• _THE EXERCISE_
Seek out every line containing the word "осадков", and copy each.

• _DATA SUPPLIED_
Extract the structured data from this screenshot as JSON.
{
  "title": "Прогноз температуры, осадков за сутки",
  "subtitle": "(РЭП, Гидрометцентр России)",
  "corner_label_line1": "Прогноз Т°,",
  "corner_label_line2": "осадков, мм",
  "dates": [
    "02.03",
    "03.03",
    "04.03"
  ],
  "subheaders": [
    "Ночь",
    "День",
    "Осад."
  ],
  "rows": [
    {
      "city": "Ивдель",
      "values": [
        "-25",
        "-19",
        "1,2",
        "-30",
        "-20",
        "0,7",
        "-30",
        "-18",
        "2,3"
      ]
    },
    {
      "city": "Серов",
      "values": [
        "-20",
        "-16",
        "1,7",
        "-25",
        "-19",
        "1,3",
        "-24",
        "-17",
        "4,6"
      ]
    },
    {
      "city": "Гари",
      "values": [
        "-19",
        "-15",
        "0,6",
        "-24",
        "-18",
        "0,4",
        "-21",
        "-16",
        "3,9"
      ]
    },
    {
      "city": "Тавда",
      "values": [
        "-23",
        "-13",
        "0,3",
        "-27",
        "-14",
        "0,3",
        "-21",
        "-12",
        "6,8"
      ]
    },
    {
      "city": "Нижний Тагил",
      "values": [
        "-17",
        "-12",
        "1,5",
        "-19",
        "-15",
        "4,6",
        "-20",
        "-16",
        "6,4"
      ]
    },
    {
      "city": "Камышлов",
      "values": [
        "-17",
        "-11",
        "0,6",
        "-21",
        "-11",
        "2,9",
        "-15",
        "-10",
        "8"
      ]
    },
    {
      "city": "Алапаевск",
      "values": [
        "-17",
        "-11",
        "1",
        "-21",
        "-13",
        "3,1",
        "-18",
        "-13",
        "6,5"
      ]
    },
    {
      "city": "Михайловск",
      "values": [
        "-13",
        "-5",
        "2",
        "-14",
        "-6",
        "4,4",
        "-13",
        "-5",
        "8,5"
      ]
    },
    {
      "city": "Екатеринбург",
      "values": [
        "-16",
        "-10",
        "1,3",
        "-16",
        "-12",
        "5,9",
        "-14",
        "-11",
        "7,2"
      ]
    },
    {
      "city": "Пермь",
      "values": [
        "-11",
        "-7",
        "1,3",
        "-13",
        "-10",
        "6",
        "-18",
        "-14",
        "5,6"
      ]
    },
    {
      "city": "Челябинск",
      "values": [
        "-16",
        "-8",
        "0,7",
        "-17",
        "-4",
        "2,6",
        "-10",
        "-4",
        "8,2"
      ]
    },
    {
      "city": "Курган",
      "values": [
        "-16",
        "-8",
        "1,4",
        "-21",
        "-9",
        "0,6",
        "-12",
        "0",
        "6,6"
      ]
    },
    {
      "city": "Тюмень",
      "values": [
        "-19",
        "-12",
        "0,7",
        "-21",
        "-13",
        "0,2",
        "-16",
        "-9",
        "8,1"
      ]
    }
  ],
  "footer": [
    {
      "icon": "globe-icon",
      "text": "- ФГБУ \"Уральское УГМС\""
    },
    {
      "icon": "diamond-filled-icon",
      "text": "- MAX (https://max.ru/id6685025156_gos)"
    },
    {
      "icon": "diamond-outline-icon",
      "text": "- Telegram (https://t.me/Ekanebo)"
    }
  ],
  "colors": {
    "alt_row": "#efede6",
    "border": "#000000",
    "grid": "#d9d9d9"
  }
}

• _SOLVED PROBLEM_
  "title": "Прогноз температуры, осадков за сутки",
  "corner_label_line2": "осадков, мм",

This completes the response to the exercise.